BRIEF
Do any lines in the data below contain "ylabel"? If so, copy every one of them.

═══ PROVIDED DATA

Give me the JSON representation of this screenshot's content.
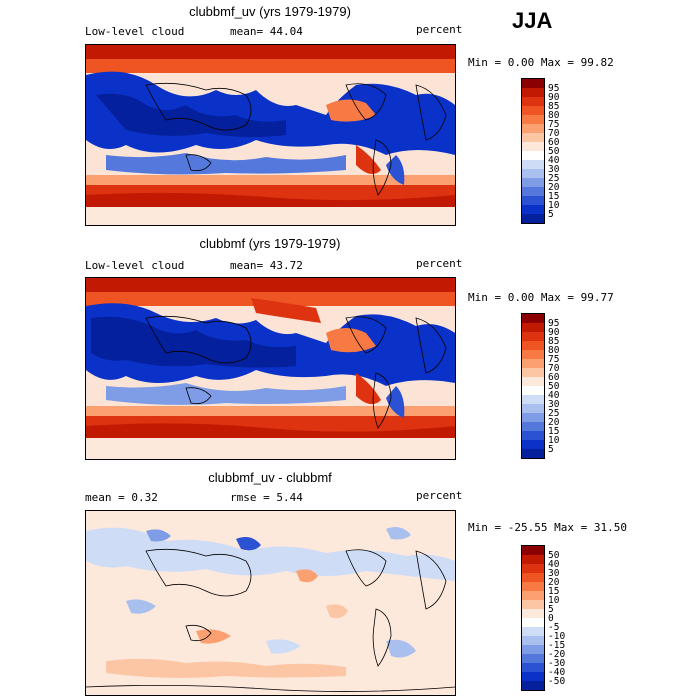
{
  "season": "JJA",
  "panels": [
    {
      "title": "clubbmf_uv (yrs 1979-1979)",
      "left_label": "Low-level cloud",
      "center_label": "mean=  44.04",
      "right_label": "percent",
      "stats": "Min =   0.00 Max =  99.82",
      "colorbar": {
        "labels": [
          "95",
          "90",
          "85",
          "80",
          "75",
          "70",
          "60",
          "50",
          "40",
          "30",
          "25",
          "20",
          "15",
          "10",
          "5"
        ],
        "colors": [
          "#8b0000",
          "#c21a02",
          "#dd3311",
          "#ee5522",
          "#f77a45",
          "#fba070",
          "#fcc5a3",
          "#fde9dc",
          "#ffffff",
          "#cfdcf6",
          "#a9c0ef",
          "#7f9ce6",
          "#5578dc",
          "#2a52d3",
          "#0a32c8",
          "#05209c"
        ]
      }
    },
    {
      "title": "clubbmf (yrs 1979-1979)",
      "left_label": "Low-level cloud",
      "center_label": "mean=  43.72",
      "right_label": "percent",
      "stats": "Min =   0.00 Max =  99.77",
      "colorbar": {
        "labels": [
          "95",
          "90",
          "85",
          "80",
          "75",
          "70",
          "60",
          "50",
          "40",
          "30",
          "25",
          "20",
          "15",
          "10",
          "5"
        ],
        "colors": [
          "#8b0000",
          "#c21a02",
          "#dd3311",
          "#ee5522",
          "#f77a45",
          "#fba070",
          "#fcc5a3",
          "#fde9dc",
          "#ffffff",
          "#cfdcf6",
          "#a9c0ef",
          "#7f9ce6",
          "#5578dc",
          "#2a52d3",
          "#0a32c8",
          "#05209c"
        ]
      }
    },
    {
      "title": "clubbmf_uv - clubbmf",
      "left_label": "mean =   0.32",
      "center_label": "rmse =   5.44",
      "right_label": "percent",
      "stats": "Min = -25.55 Max =  31.50",
      "colorbar": {
        "labels": [
          "50",
          "40",
          "30",
          "20",
          "15",
          "10",
          "5",
          "0",
          "-5",
          "-10",
          "-15",
          "-20",
          "-30",
          "-40",
          "-50"
        ],
        "colors": [
          "#8b0000",
          "#c21a02",
          "#dd3311",
          "#ee5522",
          "#f77a45",
          "#fba070",
          "#fcc5a3",
          "#fde9dc",
          "#ffffff",
          "#cfdcf6",
          "#a9c0ef",
          "#7f9ce6",
          "#5578dc",
          "#2a52d3",
          "#0a32c8",
          "#05209c"
        ]
      }
    }
  ]
}
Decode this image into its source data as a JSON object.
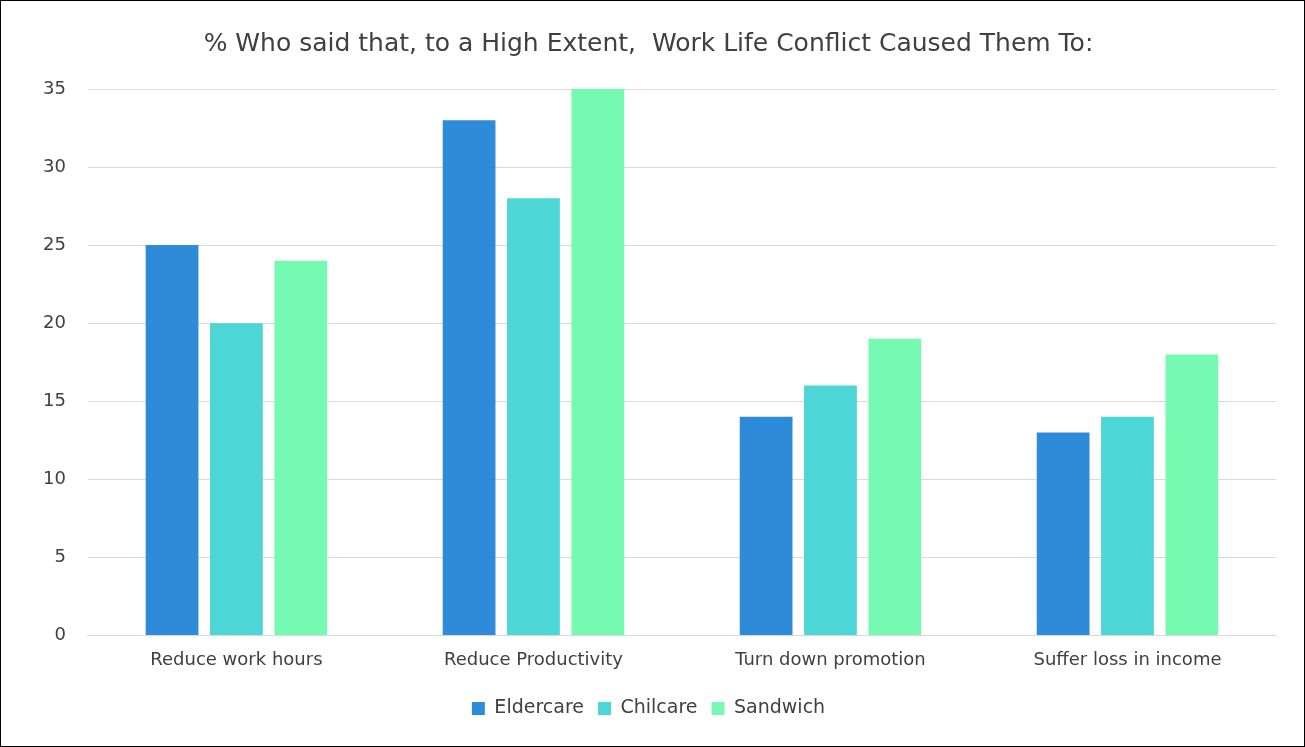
{
  "chart_data": {
    "type": "bar",
    "title": "% Who said that, to a High Extent,  Work Life Conflict Caused Them To:",
    "categories": [
      "Reduce work hours",
      "Reduce Productivity",
      "Turn down promotion",
      "Suffer loss in income"
    ],
    "series": [
      {
        "name": "Eldercare",
        "color": "#2e8bd9",
        "values": [
          25,
          33,
          14,
          13
        ]
      },
      {
        "name": "Chilcare",
        "color": "#4dd6d6",
        "values": [
          20,
          28,
          16,
          14
        ]
      },
      {
        "name": "Sandwich",
        "color": "#76f9b0",
        "values": [
          24,
          35,
          19,
          18
        ]
      }
    ],
    "ylim": [
      0,
      35
    ],
    "yticks": [
      0,
      5,
      10,
      15,
      20,
      25,
      30,
      35
    ],
    "grid": "y",
    "legend": "bottom"
  }
}
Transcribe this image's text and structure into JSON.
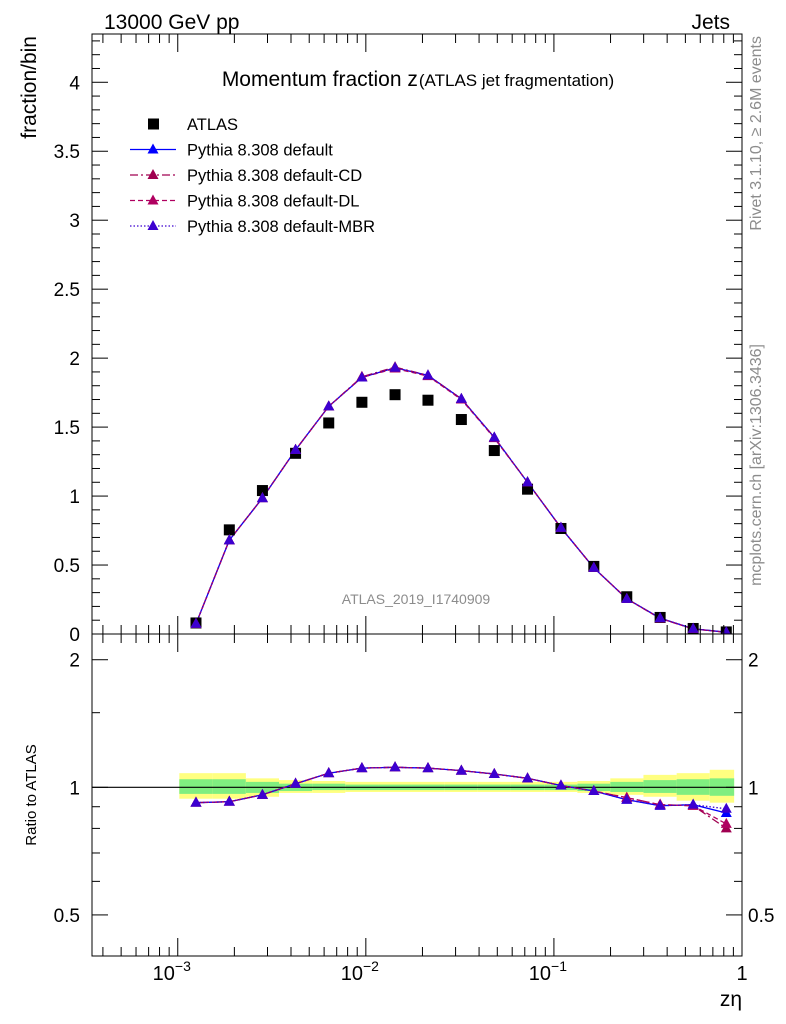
{
  "header": {
    "energy_label": "13000 GeV pp",
    "process_label": "Jets"
  },
  "side_labels": {
    "rivet": "Rivet 3.1.10, ≥ 2.6M events",
    "mcplots": "mcplots.cern.ch [arXiv:1306.3436]"
  },
  "watermark": "ATLAS_2019_I1740909",
  "chart_data": [
    {
      "type": "line",
      "title": "Momentum fraction z",
      "subtitle": "(ATLAS jet fragmentation)",
      "xlabel": "zη",
      "ylabel": "fraction/bin",
      "xscale": "log",
      "xlim": [
        0.00035,
        1.0
      ],
      "ylim": [
        0,
        4.35
      ],
      "y_ticks": [
        "0",
        "0.5",
        "1",
        "1.5",
        "2",
        "2.5",
        "3",
        "3.5",
        "4"
      ],
      "legend_position": "top-left",
      "x": [
        0.00125,
        0.00188,
        0.00282,
        0.00423,
        0.00635,
        0.00953,
        0.0143,
        0.0214,
        0.0322,
        0.0482,
        0.0724,
        0.109,
        0.163,
        0.244,
        0.367,
        0.55,
        0.825
      ],
      "series": [
        {
          "name": "ATLAS",
          "marker": "square",
          "color": "#000000",
          "line": "none",
          "values": [
            0.08,
            0.755,
            1.04,
            1.31,
            1.53,
            1.68,
            1.735,
            1.695,
            1.555,
            1.33,
            1.05,
            0.765,
            0.49,
            0.27,
            0.12,
            0.04,
            0.015
          ]
        },
        {
          "name": "Pythia 8.308 default",
          "marker": "triangle",
          "color": "#0000ff",
          "line": "solid",
          "values": [
            0.074,
            0.68,
            0.985,
            1.335,
            1.65,
            1.86,
            1.93,
            1.875,
            1.705,
            1.425,
            1.1,
            0.77,
            0.48,
            0.255,
            0.115,
            0.038,
            0.013
          ]
        },
        {
          "name": "Pythia 8.308 default-CD",
          "marker": "triangle",
          "color": "#a00050",
          "line": "dashdot",
          "values": [
            0.074,
            0.68,
            0.985,
            1.335,
            1.65,
            1.865,
            1.935,
            1.875,
            1.705,
            1.425,
            1.1,
            0.77,
            0.48,
            0.255,
            0.113,
            0.037,
            0.012
          ]
        },
        {
          "name": "Pythia 8.308 default-DL",
          "marker": "triangle",
          "color": "#b00060",
          "line": "dashed",
          "values": [
            0.074,
            0.68,
            0.985,
            1.335,
            1.65,
            1.86,
            1.925,
            1.87,
            1.7,
            1.42,
            1.1,
            0.77,
            0.48,
            0.255,
            0.113,
            0.037,
            0.012
          ]
        },
        {
          "name": "Pythia 8.308 default-MBR",
          "marker": "triangle",
          "color": "#3c00d0",
          "line": "dotted",
          "values": [
            0.074,
            0.68,
            0.985,
            1.335,
            1.65,
            1.86,
            1.93,
            1.875,
            1.705,
            1.425,
            1.1,
            0.77,
            0.48,
            0.255,
            0.115,
            0.038,
            0.013
          ]
        }
      ]
    },
    {
      "type": "line",
      "ylabel": "Ratio to ATLAS",
      "xlabel": "zη",
      "xscale": "log",
      "yscale": "log",
      "xlim": [
        0.00035,
        1.0
      ],
      "ylim": [
        0.4,
        2.3
      ],
      "y_ticks": [
        "0.5",
        "1",
        "2"
      ],
      "x_ticks": [
        "10−3",
        "10−2",
        "10−1",
        "1"
      ],
      "x": [
        0.00125,
        0.00188,
        0.00282,
        0.00423,
        0.00635,
        0.00953,
        0.0143,
        0.0214,
        0.0322,
        0.0482,
        0.0724,
        0.109,
        0.163,
        0.244,
        0.367,
        0.55,
        0.825
      ],
      "bands": {
        "outer_color": "#ffff80",
        "inner_color": "#80ee80",
        "outer": [
          [
            0.94,
            1.08
          ],
          [
            0.94,
            1.08
          ],
          [
            0.95,
            1.05
          ],
          [
            0.97,
            1.04
          ],
          [
            0.97,
            1.035
          ],
          [
            0.975,
            1.03
          ],
          [
            0.975,
            1.03
          ],
          [
            0.975,
            1.03
          ],
          [
            0.975,
            1.03
          ],
          [
            0.975,
            1.03
          ],
          [
            0.975,
            1.03
          ],
          [
            0.975,
            1.03
          ],
          [
            0.97,
            1.035
          ],
          [
            0.96,
            1.05
          ],
          [
            0.95,
            1.07
          ],
          [
            0.93,
            1.08
          ],
          [
            0.92,
            1.1
          ]
        ],
        "inner": [
          [
            0.965,
            1.045
          ],
          [
            0.965,
            1.045
          ],
          [
            0.97,
            1.03
          ],
          [
            0.98,
            1.02
          ],
          [
            0.985,
            1.02
          ],
          [
            0.985,
            1.015
          ],
          [
            0.985,
            1.015
          ],
          [
            0.985,
            1.015
          ],
          [
            0.985,
            1.015
          ],
          [
            0.985,
            1.015
          ],
          [
            0.985,
            1.015
          ],
          [
            0.985,
            1.015
          ],
          [
            0.98,
            1.02
          ],
          [
            0.975,
            1.03
          ],
          [
            0.97,
            1.04
          ],
          [
            0.96,
            1.045
          ],
          [
            0.955,
            1.05
          ]
        ]
      },
      "series": [
        {
          "name": "Pythia 8.308 default",
          "color": "#0000ff",
          "values": [
            0.92,
            0.925,
            0.96,
            1.02,
            1.08,
            1.11,
            1.115,
            1.11,
            1.095,
            1.075,
            1.05,
            1.01,
            0.98,
            0.935,
            0.905,
            0.91,
            0.87
          ]
        },
        {
          "name": "Pythia 8.308 default-CD",
          "color": "#a00050",
          "values": [
            0.92,
            0.925,
            0.96,
            1.02,
            1.08,
            1.11,
            1.115,
            1.11,
            1.095,
            1.075,
            1.05,
            1.01,
            0.98,
            0.945,
            0.91,
            0.905,
            0.8
          ]
        },
        {
          "name": "Pythia 8.308 default-DL",
          "color": "#b00060",
          "values": [
            0.92,
            0.925,
            0.96,
            1.02,
            1.08,
            1.11,
            1.115,
            1.11,
            1.095,
            1.075,
            1.05,
            1.01,
            0.98,
            0.945,
            0.91,
            0.905,
            0.82
          ]
        },
        {
          "name": "Pythia 8.308 default-MBR",
          "color": "#3c00d0",
          "values": [
            0.92,
            0.925,
            0.96,
            1.02,
            1.08,
            1.11,
            1.115,
            1.11,
            1.095,
            1.075,
            1.05,
            1.01,
            0.98,
            0.935,
            0.905,
            0.91,
            0.89
          ]
        }
      ]
    }
  ]
}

══════

ANSWER
      "ylabel": "fraction/bin",
      "ylabel": "Ratio to ATLAS",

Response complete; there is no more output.